§ Work required
Extract every record, keeping each one exactly as it is.

[Start of Records for the exercise]

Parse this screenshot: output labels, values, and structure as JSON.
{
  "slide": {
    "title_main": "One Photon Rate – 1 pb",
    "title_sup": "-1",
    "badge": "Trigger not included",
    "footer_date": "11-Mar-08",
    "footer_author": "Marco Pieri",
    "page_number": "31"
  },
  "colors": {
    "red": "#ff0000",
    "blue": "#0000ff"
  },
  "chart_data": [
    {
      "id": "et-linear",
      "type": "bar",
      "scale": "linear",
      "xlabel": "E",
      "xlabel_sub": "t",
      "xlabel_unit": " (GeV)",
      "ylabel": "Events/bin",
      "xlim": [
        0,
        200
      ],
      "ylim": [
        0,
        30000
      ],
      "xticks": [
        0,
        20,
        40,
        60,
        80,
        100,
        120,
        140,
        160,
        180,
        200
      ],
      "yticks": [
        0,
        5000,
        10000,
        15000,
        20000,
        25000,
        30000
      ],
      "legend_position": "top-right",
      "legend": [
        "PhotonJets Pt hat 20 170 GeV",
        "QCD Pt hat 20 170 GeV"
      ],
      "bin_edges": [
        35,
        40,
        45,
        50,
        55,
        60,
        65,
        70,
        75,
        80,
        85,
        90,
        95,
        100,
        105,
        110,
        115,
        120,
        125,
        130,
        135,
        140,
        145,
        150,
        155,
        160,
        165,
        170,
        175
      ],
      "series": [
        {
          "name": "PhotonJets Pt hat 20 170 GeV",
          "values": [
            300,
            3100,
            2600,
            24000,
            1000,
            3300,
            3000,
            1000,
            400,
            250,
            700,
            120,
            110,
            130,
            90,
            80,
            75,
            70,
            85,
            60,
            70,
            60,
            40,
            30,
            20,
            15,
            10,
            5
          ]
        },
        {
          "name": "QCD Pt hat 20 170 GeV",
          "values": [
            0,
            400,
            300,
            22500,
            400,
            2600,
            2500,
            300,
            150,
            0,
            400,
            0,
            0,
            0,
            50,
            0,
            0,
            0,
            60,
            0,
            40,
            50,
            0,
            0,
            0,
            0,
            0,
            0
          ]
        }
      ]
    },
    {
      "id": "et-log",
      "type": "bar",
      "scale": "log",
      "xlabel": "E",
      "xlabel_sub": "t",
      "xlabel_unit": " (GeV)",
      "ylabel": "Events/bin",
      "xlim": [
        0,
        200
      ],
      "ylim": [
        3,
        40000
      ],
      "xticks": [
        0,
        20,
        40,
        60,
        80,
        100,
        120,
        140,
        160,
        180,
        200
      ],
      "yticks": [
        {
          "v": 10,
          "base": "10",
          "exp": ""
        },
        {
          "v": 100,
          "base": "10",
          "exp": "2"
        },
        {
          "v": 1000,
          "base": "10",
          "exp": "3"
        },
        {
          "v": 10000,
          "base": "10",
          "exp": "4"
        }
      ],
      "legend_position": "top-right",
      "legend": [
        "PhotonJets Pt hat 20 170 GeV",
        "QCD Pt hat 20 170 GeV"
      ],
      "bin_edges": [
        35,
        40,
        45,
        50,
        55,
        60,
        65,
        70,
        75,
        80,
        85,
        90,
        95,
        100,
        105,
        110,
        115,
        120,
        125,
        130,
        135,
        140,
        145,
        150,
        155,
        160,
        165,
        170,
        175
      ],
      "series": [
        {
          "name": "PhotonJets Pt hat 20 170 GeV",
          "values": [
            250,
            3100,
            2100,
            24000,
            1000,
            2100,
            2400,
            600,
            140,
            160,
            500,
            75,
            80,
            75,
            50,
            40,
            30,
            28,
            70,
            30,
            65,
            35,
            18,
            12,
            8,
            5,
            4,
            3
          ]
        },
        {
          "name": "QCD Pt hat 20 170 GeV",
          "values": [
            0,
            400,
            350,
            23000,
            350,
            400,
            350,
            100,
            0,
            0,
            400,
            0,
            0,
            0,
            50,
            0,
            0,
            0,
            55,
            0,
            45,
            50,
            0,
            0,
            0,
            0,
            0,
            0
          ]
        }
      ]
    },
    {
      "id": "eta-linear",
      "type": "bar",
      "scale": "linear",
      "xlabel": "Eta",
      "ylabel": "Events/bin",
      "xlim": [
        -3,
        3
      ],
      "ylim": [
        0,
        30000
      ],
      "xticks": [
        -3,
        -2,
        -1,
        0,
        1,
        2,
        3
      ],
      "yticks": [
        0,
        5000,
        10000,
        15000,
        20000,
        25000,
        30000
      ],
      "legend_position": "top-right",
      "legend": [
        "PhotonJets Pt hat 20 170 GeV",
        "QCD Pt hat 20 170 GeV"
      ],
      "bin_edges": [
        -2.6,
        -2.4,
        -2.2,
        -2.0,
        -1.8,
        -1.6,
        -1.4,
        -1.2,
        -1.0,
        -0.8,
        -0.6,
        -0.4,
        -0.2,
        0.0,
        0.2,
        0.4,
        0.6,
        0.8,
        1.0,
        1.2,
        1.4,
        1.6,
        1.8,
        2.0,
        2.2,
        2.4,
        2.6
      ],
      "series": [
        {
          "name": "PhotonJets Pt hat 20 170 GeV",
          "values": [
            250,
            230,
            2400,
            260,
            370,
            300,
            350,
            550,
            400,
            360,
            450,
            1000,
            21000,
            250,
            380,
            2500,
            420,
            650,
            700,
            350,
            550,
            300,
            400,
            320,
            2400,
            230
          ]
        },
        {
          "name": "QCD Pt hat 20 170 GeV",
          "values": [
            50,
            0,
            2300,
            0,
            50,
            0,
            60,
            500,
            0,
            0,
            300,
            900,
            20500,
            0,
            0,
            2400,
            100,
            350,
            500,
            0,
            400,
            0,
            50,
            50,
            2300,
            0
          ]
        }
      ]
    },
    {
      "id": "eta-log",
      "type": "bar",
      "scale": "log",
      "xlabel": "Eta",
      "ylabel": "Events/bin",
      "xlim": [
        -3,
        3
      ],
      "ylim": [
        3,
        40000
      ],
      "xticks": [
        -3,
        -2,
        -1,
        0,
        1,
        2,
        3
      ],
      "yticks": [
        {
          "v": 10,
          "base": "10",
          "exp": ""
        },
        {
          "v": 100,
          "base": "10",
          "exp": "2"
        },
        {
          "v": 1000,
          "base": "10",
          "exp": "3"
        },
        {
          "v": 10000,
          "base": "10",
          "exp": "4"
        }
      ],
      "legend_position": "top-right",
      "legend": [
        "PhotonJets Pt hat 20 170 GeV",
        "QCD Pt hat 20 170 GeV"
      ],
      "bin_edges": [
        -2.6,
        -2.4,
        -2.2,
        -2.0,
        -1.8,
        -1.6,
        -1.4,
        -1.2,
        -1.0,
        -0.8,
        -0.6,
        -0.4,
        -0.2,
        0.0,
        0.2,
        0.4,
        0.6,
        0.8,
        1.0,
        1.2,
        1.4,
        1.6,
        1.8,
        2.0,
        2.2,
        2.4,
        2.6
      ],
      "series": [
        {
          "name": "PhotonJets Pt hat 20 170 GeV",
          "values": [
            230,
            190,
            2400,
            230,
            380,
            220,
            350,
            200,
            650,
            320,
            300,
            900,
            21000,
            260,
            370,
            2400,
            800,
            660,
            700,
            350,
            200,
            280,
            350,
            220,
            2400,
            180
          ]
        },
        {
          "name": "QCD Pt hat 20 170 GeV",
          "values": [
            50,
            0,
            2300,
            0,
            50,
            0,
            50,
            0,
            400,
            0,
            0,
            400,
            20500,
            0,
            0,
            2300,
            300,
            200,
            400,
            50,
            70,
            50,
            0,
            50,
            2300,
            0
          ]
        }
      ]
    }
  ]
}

[End of Records for the exercise]

§ Written response
Parse this screenshot: output labels, values, and structure as JSON.
{
  "slide": {
    "title_main": "One Photon Rate – 1 pb",
    "title_sup": "-1",
    "badge": "Trigger not included",
    "footer_date": "11-Mar-08",
    "footer_author": "Marco Pieri",
    "page_number": "31"
  },
  "colors": {
    "red": "#ff0000",
    "blue": "#0000ff"
  },
  "chart_data": [
    {
      "id": "et-linear",
      "type": "bar",
      "scale": "linear",
      "xlabel": "E",
      "xlabel_sub": "t",
      "xlabel_unit": " (GeV)",
      "ylabel": "Events/bin",
      "xlim": [
        0,
        200
      ],
      "ylim": [
        0,
        30000
      ],
      "xticks": [
        0,
        20,
        40,
        60,
        80,
        100,
        120,
        140,
        160,
        180,
        200
      ],
      "yticks": [
        0,
        5000,
        10000,
        15000,
        20000,
        25000,
        30000
      ],
      "legend_position": "top-right",
      "legend": [
        "PhotonJets Pt hat 20 170 GeV",
        "QCD Pt hat 20 170 GeV"
      ],
      "bin_edges": [
        35,
        40,
        45,
        50,
        55,
        60,
        65,
        70,
        75,
        80,
        85,
        90,
        95,
        100,
        105,
        110,
        115,
        120,
        125,
        130,
        135,
        140,
        145,
        150,
        155,
        160,
        165,
        170,
        175
      ],
      "series": [
        {
          "name": "PhotonJets Pt hat 20 170 GeV",
          "values": [
            300,
            3100,
            2600,
            24000,
            1000,
            3300,
            3000,
            1000,
            400,
            250,
            700,
            120,
            110,
            130,
            90,
            80,
            75,
            70,
            85,
            60,
            70,
            60,
            40,
            30,
            20,
            15,
            10,
            5
          ]
        },
        {
          "name": "QCD Pt hat 20 170 GeV",
          "values": [
            0,
            400,
            300,
            22500,
            400,
            2600,
            2500,
            300,
            150,
            0,
            400,
            0,
            0,
            0,
            50,
            0,
            0,
            0,
            60,
            0,
            40,
            50,
            0,
            0,
            0,
            0,
            0,
            0
          ]
        }
      ]
    },
    {
      "id": "et-log",
      "type": "bar",
      "scale": "log",
      "xlabel": "E",
      "xlabel_sub": "t",
      "xlabel_unit": " (GeV)",
      "ylabel": "Events/bin",
      "xlim": [
        0,
        200
      ],
      "ylim": [
        3,
        40000
      ],
      "xticks": [
        0,
        20,
        40,
        60,
        80,
        100,
        120,
        140,
        160,
        180,
        200
      ],
      "yticks": [
        {
          "v": 10,
          "base": "10",
          "exp": ""
        },
        {
          "v": 100,
          "base": "10",
          "exp": "2"
        },
        {
          "v": 1000,
          "base": "10",
          "exp": "3"
        },
        {
          "v": 10000,
          "base": "10",
          "exp": "4"
        }
      ],
      "legend_position": "top-right",
      "legend": [
        "PhotonJets Pt hat 20 170 GeV",
        "QCD Pt hat 20 170 GeV"
      ],
      "bin_edges": [
        35,
        40,
        45,
        50,
        55,
        60,
        65,
        70,
        75,
        80,
        85,
        90,
        95,
        100,
        105,
        110,
        115,
        120,
        125,
        130,
        135,
        140,
        145,
        150,
        155,
        160,
        165,
        170,
        175
      ],
      "series": [
        {
          "name": "PhotonJets Pt hat 20 170 GeV",
          "values": [
            250,
            3100,
            2100,
            24000,
            1000,
            2100,
            2400,
            600,
            140,
            160,
            500,
            75,
            80,
            75,
            50,
            40,
            30,
            28,
            70,
            30,
            65,
            35,
            18,
            12,
            8,
            5,
            4,
            3
          ]
        },
        {
          "name": "QCD Pt hat 20 170 GeV",
          "values": [
            0,
            400,
            350,
            23000,
            350,
            400,
            350,
            100,
            0,
            0,
            400,
            0,
            0,
            0,
            50,
            0,
            0,
            0,
            55,
            0,
            45,
            50,
            0,
            0,
            0,
            0,
            0,
            0
          ]
        }
      ]
    },
    {
      "id": "eta-linear",
      "type": "bar",
      "scale": "linear",
      "xlabel": "Eta",
      "ylabel": "Events/bin",
      "xlim": [
        -3,
        3
      ],
      "ylim": [
        0,
        30000
      ],
      "xticks": [
        -3,
        -2,
        -1,
        0,
        1,
        2,
        3
      ],
      "yticks": [
        0,
        5000,
        10000,
        15000,
        20000,
        25000,
        30000
      ],
      "legend_position": "top-right",
      "legend": [
        "PhotonJets Pt hat 20 170 GeV",
        "QCD Pt hat 20 170 GeV"
      ],
      "bin_edges": [
        -2.6,
        -2.4,
        -2.2,
        -2.0,
        -1.8,
        -1.6,
        -1.4,
        -1.2,
        -1.0,
        -0.8,
        -0.6,
        -0.4,
        -0.2,
        0.0,
        0.2,
        0.4,
        0.6,
        0.8,
        1.0,
        1.2,
        1.4,
        1.6,
        1.8,
        2.0,
        2.2,
        2.4,
        2.6
      ],
      "series": [
        {
          "name": "PhotonJets Pt hat 20 170 GeV",
          "values": [
            250,
            230,
            2400,
            260,
            370,
            300,
            350,
            550,
            400,
            360,
            450,
            1000,
            21000,
            250,
            380,
            2500,
            420,
            650,
            700,
            350,
            550,
            300,
            400,
            320,
            2400,
            230
          ]
        },
        {
          "name": "QCD Pt hat 20 170 GeV",
          "values": [
            50,
            0,
            2300,
            0,
            50,
            0,
            60,
            500,
            0,
            0,
            300,
            900,
            20500,
            0,
            0,
            2400,
            100,
            350,
            500,
            0,
            400,
            0,
            50,
            50,
            2300,
            0
          ]
        }
      ]
    },
    {
      "id": "eta-log",
      "type": "bar",
      "scale": "log",
      "xlabel": "Eta",
      "ylabel": "Events/bin",
      "xlim": [
        -3,
        3
      ],
      "ylim": [
        3,
        40000
      ],
      "xticks": [
        -3,
        -2,
        -1,
        0,
        1,
        2,
        3
      ],
      "yticks": [
        {
          "v": 10,
          "base": "10",
          "exp": ""
        },
        {
          "v": 100,
          "base": "10",
          "exp": "2"
        },
        {
          "v": 1000,
          "base": "10",
          "exp": "3"
        },
        {
          "v": 10000,
          "base": "10",
          "exp": "4"
        }
      ],
      "legend_position": "top-right",
      "legend": [
        "PhotonJets Pt hat 20 170 GeV",
        "QCD Pt hat 20 170 GeV"
      ],
      "bin_edges": [
        -2.6,
        -2.4,
        -2.2,
        -2.0,
        -1.8,
        -1.6,
        -1.4,
        -1.2,
        -1.0,
        -0.8,
        -0.6,
        -0.4,
        -0.2,
        0.0,
        0.2,
        0.4,
        0.6,
        0.8,
        1.0,
        1.2,
        1.4,
        1.6,
        1.8,
        2.0,
        2.2,
        2.4,
        2.6
      ],
      "series": [
        {
          "name": "PhotonJets Pt hat 20 170 GeV",
          "values": [
            230,
            190,
            2400,
            230,
            380,
            220,
            350,
            200,
            650,
            320,
            300,
            900,
            21000,
            260,
            370,
            2400,
            800,
            660,
            700,
            350,
            200,
            280,
            350,
            220,
            2400,
            180
          ]
        },
        {
          "name": "QCD Pt hat 20 170 GeV",
          "values": [
            50,
            0,
            2300,
            0,
            50,
            0,
            50,
            0,
            400,
            0,
            0,
            400,
            20500,
            0,
            0,
            2300,
            300,
            200,
            400,
            50,
            70,
            50,
            0,
            50,
            2300,
            0
          ]
        }
      ]
    }
  ]
}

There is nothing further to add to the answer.